→ PAGE
··········

Another Reason The NSA Needs To Go: It's Been Doing What It Explicitly Was Told Not To Do

from the there-needs-to-be-a-response dept

One of the key things that people quickly realized after last week’s revelation about the NSA putting backdoors into encryption, was that this was exactly what the federal government had tried to do with the Clipper Chip back in the 90s, and after a public debate, it was rejected. The battle over the Clipper Chip was one of the key legal/tech battles of the 1990s.

And then the NSA went and did it anyway.

Jack Shafer, over at Reuters, points out that there’s this pattern of the NSA not taking no for an answer, discussing the attempts to stop PGP and also the infamous Total Information Awareness program:

Zimmerman and his allies eventually won the PGP showdown, as did privacy advocates in the mid-1990s, defeating the government’s proposal for the “Clipper chip,” which would allow easy surveillance of telephone and computer systems, and again after 9/11, when Congress cut funding for the Defense Department office in charge of the Total Information Awareness (TIA) program, a massive surveillance database containing oceans of vital information about everybody in the United States.

But the journalistic record proves we can’t trust government’s white flag of surrender. In the case of TIA, the government abandoned the program’s name but preserved the operation, as Shane Harris and others reported seven years ago, giving it new code names and concealing it in places like the NSA. The documents Snowden stole from the NSA show the government capturing and analyzing much of what TIA sought in the first place.

Basically, this suggests that even if the NSA is told to stop doing the various things it’s doing, it’s only a matter of time until they do them anyway. One response to this — which many are taking seriously — is to look into re-architecting the internet to see what can be built, ground-up with security in mind, specifically making sure that the NSA can’t weasel its way in.

··········

→ TASK BRIEF
Reproduce the passage of the NSA article from "Another Reason The" to "did it anyway.". These entries have no connection to the NSA article.

Entries drawn from a collection
··········

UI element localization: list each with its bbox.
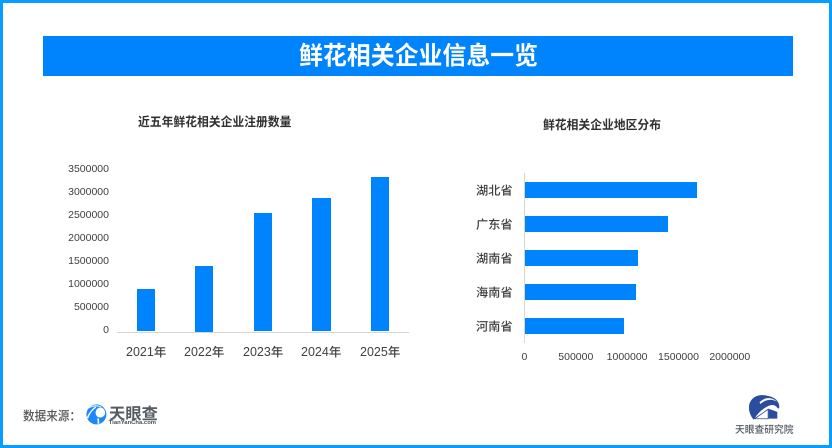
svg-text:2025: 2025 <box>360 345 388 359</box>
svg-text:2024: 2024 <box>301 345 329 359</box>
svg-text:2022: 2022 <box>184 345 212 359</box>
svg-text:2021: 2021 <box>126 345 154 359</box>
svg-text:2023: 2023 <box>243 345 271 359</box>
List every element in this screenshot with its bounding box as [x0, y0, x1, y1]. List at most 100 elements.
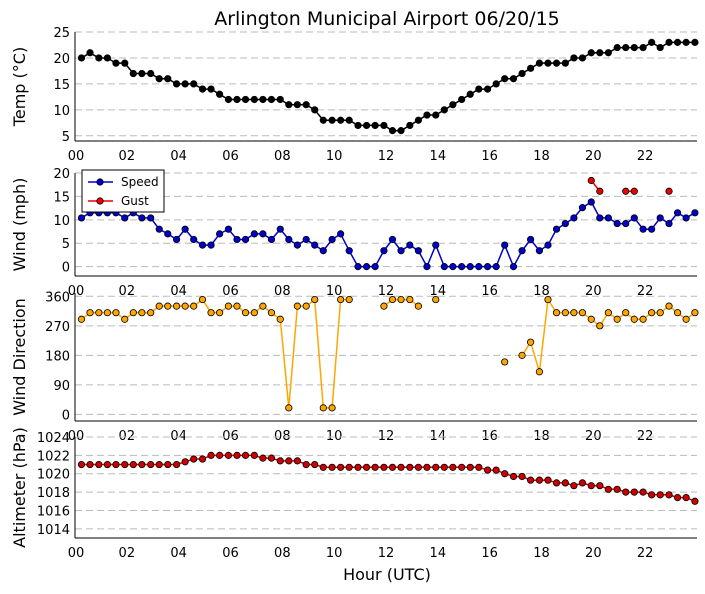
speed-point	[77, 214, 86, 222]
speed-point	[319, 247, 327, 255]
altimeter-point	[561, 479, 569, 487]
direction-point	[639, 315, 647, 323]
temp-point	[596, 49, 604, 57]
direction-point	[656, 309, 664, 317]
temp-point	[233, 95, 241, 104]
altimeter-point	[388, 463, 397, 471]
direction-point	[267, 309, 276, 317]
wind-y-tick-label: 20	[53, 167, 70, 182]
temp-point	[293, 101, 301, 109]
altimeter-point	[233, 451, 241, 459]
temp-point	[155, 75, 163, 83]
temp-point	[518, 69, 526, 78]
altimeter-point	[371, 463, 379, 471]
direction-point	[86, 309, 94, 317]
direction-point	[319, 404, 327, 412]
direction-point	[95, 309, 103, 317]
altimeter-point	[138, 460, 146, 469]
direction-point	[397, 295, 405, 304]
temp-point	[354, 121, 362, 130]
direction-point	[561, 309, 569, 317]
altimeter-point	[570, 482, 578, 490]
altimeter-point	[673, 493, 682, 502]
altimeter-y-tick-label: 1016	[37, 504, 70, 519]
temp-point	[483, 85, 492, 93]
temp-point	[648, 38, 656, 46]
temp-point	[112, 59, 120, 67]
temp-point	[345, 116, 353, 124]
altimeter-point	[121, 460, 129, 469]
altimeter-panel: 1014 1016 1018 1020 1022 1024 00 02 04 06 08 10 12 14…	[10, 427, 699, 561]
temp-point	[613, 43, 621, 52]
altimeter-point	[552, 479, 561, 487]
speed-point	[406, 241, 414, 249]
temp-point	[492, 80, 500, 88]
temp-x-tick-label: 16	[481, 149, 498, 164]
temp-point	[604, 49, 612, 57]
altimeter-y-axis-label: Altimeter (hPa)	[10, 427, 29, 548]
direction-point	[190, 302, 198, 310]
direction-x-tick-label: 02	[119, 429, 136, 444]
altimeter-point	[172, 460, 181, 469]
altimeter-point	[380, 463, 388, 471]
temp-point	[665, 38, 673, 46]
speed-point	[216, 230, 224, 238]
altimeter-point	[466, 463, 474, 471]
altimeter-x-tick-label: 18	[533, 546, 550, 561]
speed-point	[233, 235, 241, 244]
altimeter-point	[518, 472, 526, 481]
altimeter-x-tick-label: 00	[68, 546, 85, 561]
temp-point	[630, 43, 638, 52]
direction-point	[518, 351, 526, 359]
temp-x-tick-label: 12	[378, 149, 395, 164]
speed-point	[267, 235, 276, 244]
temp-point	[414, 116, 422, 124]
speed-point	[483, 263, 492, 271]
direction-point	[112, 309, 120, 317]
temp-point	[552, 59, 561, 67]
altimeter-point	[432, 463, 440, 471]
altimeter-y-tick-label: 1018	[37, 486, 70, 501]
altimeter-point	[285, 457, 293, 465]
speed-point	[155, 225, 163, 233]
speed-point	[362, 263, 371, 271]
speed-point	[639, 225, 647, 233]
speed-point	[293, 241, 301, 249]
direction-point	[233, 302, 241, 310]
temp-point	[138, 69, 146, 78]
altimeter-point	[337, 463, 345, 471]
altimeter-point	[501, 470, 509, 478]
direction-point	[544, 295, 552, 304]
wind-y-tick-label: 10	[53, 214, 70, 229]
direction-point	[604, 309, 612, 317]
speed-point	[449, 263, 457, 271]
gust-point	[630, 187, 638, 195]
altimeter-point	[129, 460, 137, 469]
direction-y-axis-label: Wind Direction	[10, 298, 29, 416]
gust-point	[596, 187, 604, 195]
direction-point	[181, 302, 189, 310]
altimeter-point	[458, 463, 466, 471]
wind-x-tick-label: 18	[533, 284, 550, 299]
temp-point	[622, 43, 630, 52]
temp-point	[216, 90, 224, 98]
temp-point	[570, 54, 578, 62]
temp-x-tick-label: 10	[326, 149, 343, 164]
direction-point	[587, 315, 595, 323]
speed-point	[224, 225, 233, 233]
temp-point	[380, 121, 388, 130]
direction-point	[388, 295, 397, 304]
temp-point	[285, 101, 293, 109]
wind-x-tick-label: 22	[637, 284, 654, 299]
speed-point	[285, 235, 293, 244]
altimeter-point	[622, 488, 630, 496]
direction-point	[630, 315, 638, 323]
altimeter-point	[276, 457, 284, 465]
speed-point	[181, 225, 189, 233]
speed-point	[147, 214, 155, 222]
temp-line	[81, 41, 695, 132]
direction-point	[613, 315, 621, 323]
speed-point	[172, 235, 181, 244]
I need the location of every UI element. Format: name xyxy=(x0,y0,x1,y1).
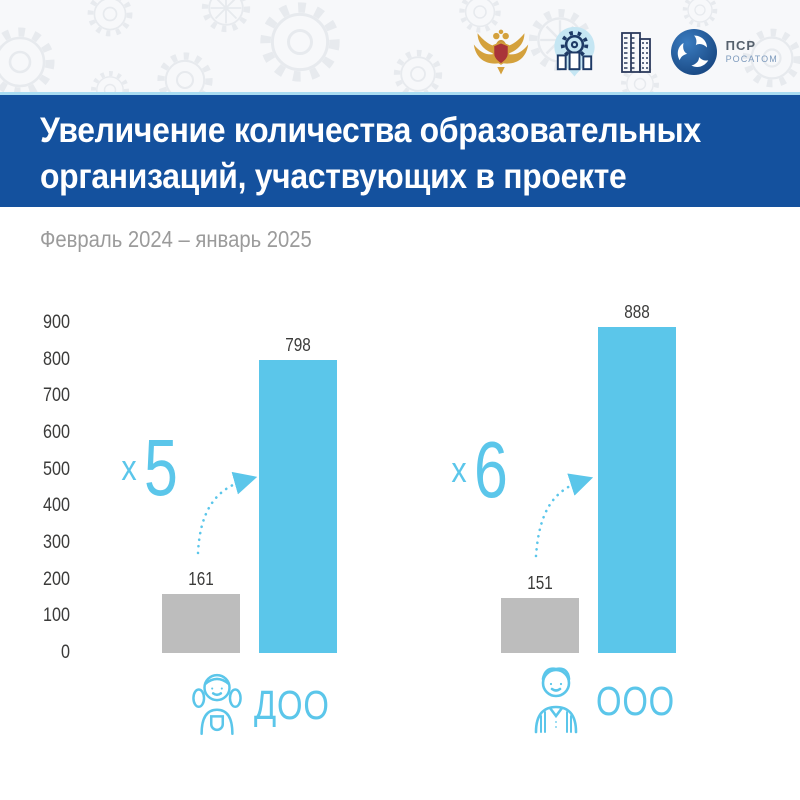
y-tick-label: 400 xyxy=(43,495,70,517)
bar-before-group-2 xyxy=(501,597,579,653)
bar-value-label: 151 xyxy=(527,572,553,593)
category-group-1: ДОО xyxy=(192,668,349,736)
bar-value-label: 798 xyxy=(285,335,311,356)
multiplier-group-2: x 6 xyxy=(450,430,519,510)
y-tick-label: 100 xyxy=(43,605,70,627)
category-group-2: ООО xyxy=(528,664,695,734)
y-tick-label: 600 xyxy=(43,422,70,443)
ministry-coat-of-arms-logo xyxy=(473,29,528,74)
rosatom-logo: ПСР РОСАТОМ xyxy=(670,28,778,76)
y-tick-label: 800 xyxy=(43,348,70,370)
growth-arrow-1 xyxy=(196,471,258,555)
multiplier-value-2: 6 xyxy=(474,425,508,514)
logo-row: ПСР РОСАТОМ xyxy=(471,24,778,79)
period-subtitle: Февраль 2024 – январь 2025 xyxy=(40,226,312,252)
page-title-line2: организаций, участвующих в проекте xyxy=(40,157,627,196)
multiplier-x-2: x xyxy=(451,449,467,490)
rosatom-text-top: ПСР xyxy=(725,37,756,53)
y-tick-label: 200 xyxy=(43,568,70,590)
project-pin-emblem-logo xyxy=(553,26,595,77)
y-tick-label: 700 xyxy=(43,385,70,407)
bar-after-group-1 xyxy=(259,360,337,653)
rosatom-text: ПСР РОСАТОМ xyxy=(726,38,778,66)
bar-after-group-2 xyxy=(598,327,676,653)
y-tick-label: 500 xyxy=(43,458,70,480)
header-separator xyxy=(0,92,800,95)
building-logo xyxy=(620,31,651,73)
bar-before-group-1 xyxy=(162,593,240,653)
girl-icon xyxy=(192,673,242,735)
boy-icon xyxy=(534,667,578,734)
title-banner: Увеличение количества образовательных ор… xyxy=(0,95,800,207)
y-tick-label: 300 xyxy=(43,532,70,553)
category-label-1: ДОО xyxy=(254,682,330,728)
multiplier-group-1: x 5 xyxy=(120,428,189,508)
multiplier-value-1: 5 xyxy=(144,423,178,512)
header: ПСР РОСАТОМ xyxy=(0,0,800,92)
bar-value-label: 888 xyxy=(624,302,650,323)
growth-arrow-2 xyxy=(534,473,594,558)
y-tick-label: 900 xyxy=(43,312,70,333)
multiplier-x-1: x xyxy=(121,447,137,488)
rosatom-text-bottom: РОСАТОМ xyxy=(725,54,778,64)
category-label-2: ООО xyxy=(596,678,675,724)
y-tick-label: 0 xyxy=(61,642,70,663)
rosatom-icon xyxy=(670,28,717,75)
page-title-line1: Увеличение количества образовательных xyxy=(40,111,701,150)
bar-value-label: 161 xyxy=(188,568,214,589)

··········

→ COMPLETE RESPONSE
Another Reason The NSA Needs To Go: It's Been Doing What It Explicitly Was Told Not To Do

from the there-needs-to-be-a-response dept

One of the key things that people quickly realized after last week’s revelation about the NSA putting backdoors into encryption, was that this was exactly what the federal government had tried to do with the Clipper Chip back in the 90s, and after a public debate, it was rejected. The battle over the Clipper Chip was one of the key legal/tech battles of the 1990s.

And then the NSA went and did it anyway.